◆ **AIM OF THE TASK**:
Each entry below is to be duplicated verbatim.

— Begin GIVEN RECORDS —

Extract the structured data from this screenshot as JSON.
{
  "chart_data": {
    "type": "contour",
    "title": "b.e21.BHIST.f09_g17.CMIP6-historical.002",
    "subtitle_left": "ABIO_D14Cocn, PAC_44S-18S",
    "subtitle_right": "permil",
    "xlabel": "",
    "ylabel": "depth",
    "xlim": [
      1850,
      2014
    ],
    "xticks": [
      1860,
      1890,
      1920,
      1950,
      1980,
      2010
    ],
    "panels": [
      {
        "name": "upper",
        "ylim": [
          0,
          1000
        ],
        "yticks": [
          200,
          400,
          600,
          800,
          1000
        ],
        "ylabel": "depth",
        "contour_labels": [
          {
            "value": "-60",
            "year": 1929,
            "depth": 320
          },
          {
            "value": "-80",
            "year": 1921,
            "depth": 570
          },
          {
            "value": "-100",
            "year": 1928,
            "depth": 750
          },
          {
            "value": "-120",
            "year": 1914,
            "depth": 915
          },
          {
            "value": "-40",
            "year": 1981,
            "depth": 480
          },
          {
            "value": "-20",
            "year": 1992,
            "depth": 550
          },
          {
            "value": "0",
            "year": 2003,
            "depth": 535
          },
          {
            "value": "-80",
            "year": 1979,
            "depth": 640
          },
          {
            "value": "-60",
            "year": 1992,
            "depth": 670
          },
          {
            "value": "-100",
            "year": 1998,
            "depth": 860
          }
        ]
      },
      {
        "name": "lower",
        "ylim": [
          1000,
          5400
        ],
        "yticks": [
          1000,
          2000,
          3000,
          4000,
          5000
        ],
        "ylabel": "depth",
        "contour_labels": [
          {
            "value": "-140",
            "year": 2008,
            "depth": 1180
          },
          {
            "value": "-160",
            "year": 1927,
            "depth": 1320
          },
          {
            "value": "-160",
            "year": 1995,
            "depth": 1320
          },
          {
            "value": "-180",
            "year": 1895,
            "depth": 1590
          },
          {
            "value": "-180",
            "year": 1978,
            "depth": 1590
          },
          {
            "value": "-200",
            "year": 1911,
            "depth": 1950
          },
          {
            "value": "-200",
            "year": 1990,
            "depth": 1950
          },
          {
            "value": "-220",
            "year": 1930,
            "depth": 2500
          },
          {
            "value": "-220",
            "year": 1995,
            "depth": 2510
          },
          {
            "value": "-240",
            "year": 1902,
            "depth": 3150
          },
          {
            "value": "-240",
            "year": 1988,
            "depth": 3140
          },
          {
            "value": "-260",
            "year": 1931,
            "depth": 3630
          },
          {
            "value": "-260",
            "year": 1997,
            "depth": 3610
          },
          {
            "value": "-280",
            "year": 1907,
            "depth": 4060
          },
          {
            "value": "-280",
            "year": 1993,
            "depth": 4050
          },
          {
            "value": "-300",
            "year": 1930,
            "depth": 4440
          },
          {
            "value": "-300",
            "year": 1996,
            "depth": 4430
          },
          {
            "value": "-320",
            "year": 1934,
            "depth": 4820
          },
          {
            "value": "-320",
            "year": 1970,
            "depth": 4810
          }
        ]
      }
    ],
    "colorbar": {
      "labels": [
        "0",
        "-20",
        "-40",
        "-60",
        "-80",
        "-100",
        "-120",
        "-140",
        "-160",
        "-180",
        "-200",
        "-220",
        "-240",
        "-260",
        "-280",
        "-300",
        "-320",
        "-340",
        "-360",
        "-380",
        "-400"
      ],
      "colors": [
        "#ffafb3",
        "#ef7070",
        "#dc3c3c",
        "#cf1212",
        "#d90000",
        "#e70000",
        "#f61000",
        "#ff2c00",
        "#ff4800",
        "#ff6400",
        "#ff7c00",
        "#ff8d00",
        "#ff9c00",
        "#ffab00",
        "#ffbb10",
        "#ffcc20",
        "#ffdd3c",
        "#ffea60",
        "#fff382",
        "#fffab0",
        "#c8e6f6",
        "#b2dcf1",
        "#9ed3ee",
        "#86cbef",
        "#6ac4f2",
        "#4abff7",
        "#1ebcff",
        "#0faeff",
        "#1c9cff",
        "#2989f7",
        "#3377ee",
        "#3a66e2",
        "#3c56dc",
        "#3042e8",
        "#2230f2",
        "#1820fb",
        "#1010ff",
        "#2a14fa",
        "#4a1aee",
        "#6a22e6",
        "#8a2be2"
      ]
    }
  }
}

— End GIVEN RECORDS —

◆ **TASK ANSWER**:
Extract the structured data from this screenshot as JSON.
{
  "chart_data": {
    "type": "contour",
    "title": "b.e21.BHIST.f09_g17.CMIP6-historical.002",
    "subtitle_left": "ABIO_D14Cocn, PAC_44S-18S",
    "subtitle_right": "permil",
    "xlabel": "",
    "ylabel": "depth",
    "xlim": [
      1850,
      2014
    ],
    "xticks": [
      1860,
      1890,
      1920,
      1950,
      1980,
      2010
    ],
    "panels": [
      {
        "name": "upper",
        "ylim": [
          0,
          1000
        ],
        "yticks": [
          200,
          400,
          600,
          800,
          1000
        ],
        "ylabel": "depth",
        "contour_labels": [
          {
            "value": "-60",
            "year": 1929,
            "depth": 320
          },
          {
            "value": "-80",
            "year": 1921,
            "depth": 570
          },
          {
            "value": "-100",
            "year": 1928,
            "depth": 750
          },
          {
            "value": "-120",
            "year": 1914,
            "depth": 915
          },
          {
            "value": "-40",
            "year": 1981,
            "depth": 480
          },
          {
            "value": "-20",
            "year": 1992,
            "depth": 550
          },
          {
            "value": "0",
            "year": 2003,
            "depth": 535
          },
          {
            "value": "-80",
            "year": 1979,
            "depth": 640
          },
          {
            "value": "-60",
            "year": 1992,
            "depth": 670
          },
          {
            "value": "-100",
            "year": 1998,
            "depth": 860
          }
        ]
      },
      {
        "name": "lower",
        "ylim": [
          1000,
          5400
        ],
        "yticks": [
          1000,
          2000,
          3000,
          4000,
          5000
        ],
        "ylabel": "depth",
        "contour_labels": [
          {
            "value": "-140",
            "year": 2008,
            "depth": 1180
          },
          {
            "value": "-160",
            "year": 1927,
            "depth": 1320
          },
          {
            "value": "-160",
            "year": 1995,
            "depth": 1320
          },
          {
            "value": "-180",
            "year": 1895,
            "depth": 1590
          },
          {
            "value": "-180",
            "year": 1978,
            "depth": 1590
          },
          {
            "value": "-200",
            "year": 1911,
            "depth": 1950
          },
          {
            "value": "-200",
            "year": 1990,
            "depth": 1950
          },
          {
            "value": "-220",
            "year": 1930,
            "depth": 2500
          },
          {
            "value": "-220",
            "year": 1995,
            "depth": 2510
          },
          {
            "value": "-240",
            "year": 1902,
            "depth": 3150
          },
          {
            "value": "-240",
            "year": 1988,
            "depth": 3140
          },
          {
            "value": "-260",
            "year": 1931,
            "depth": 3630
          },
          {
            "value": "-260",
            "year": 1997,
            "depth": 3610
          },
          {
            "value": "-280",
            "year": 1907,
            "depth": 4060
          },
          {
            "value": "-280",
            "year": 1993,
            "depth": 4050
          },
          {
            "value": "-300",
            "year": 1930,
            "depth": 4440
          },
          {
            "value": "-300",
            "year": 1996,
            "depth": 4430
          },
          {
            "value": "-320",
            "year": 1934,
            "depth": 4820
          },
          {
            "value": "-320",
            "year": 1970,
            "depth": 4810
          }
        ]
      }
    ],
    "colorbar": {
      "labels": [
        "0",
        "-20",
        "-40",
        "-60",
        "-80",
        "-100",
        "-120",
        "-140",
        "-160",
        "-180",
        "-200",
        "-220",
        "-240",
        "-260",
        "-280",
        "-300",
        "-320",
        "-340",
        "-360",
        "-380",
        "-400"
      ],
      "colors": [
        "#ffafb3",
        "#ef7070",
        "#dc3c3c",
        "#cf1212",
        "#d90000",
        "#e70000",
        "#f61000",
        "#ff2c00",
        "#ff4800",
        "#ff6400",
        "#ff7c00",
        "#ff8d00",
        "#ff9c00",
        "#ffab00",
        "#ffbb10",
        "#ffcc20",
        "#ffdd3c",
        "#ffea60",
        "#fff382",
        "#fffab0",
        "#c8e6f6",
        "#b2dcf1",
        "#9ed3ee",
        "#86cbef",
        "#6ac4f2",
        "#4abff7",
        "#1ebcff",
        "#0faeff",
        "#1c9cff",
        "#2989f7",
        "#3377ee",
        "#3a66e2",
        "#3c56dc",
        "#3042e8",
        "#2230f2",
        "#1820fb",
        "#1010ff",
        "#2a14fa",
        "#4a1aee",
        "#6a22e6",
        "#8a2be2"
      ]
    }
  }
}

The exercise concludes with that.